Required task: Filter the entries below, keeping only lines with the word "Rates".

─── Provided data

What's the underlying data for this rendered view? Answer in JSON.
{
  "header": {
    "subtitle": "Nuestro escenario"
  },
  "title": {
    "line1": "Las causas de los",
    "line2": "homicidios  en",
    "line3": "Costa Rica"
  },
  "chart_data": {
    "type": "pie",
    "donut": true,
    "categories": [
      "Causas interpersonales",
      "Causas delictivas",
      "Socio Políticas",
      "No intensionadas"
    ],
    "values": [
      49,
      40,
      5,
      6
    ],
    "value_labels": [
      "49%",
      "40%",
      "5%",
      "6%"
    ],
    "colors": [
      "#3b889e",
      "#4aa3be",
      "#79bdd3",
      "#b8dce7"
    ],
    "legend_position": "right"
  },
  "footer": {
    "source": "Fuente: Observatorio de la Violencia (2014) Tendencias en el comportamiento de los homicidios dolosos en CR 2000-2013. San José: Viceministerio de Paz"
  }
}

──────
─── Provided data

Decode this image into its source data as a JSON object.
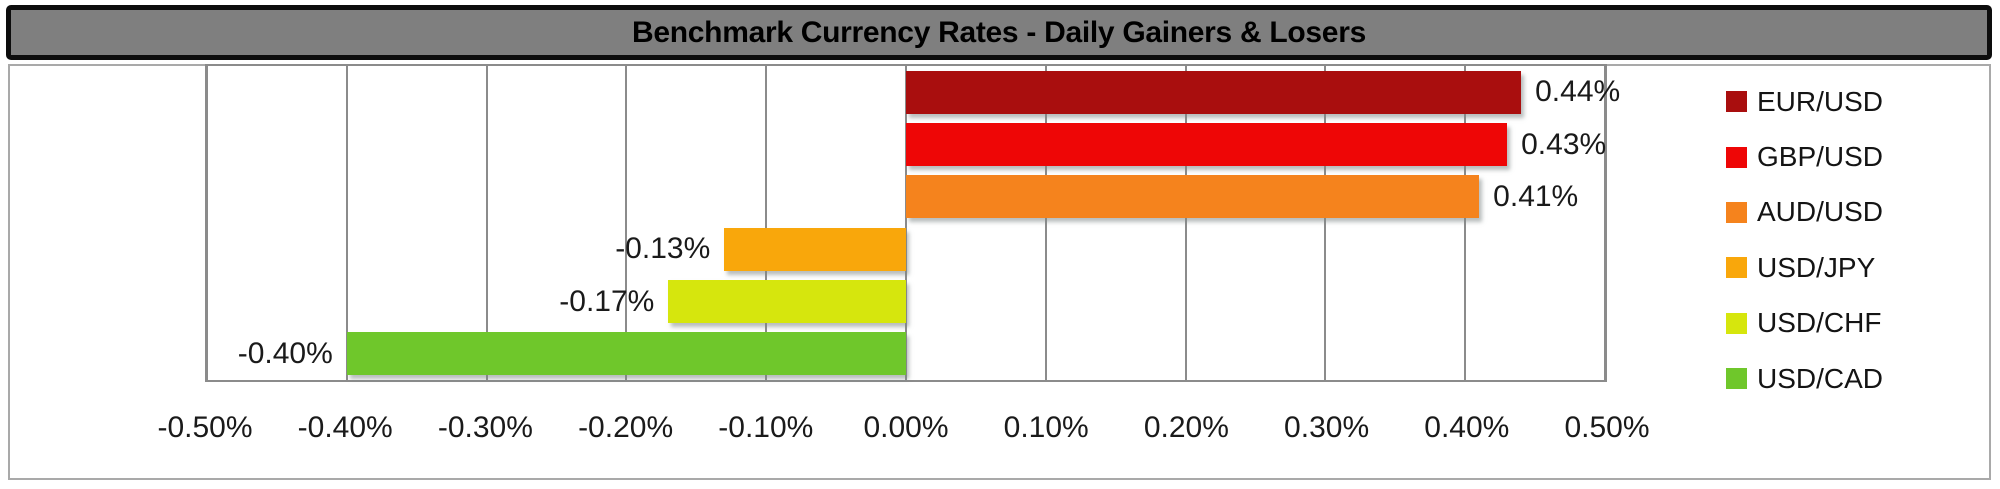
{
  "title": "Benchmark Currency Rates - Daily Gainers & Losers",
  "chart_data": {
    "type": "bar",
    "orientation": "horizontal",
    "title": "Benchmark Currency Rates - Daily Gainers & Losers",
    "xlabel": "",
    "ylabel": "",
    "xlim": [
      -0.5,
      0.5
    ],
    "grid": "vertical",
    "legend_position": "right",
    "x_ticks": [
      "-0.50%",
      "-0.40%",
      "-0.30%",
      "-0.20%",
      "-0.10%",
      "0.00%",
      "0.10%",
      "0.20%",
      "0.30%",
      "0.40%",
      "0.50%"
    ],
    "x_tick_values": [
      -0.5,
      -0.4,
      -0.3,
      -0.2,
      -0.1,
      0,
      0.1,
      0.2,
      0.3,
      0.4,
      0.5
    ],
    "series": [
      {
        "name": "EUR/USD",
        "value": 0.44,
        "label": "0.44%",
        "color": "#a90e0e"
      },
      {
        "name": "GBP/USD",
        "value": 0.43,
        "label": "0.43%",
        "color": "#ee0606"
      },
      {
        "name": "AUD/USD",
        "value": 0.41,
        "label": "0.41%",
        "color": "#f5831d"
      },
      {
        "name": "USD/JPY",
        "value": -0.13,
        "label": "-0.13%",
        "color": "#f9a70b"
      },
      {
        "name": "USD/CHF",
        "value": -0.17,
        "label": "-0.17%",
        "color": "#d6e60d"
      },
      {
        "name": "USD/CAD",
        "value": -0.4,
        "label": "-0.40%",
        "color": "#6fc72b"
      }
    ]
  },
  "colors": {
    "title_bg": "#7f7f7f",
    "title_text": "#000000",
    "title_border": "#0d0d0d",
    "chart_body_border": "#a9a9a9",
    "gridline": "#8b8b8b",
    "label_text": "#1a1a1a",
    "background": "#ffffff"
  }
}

──────

Completed task:
  "title": "Benchmark Currency Rates - Daily Gainers & Losers",
    "title": "Benchmark Currency Rates - Daily Gainers & Losers",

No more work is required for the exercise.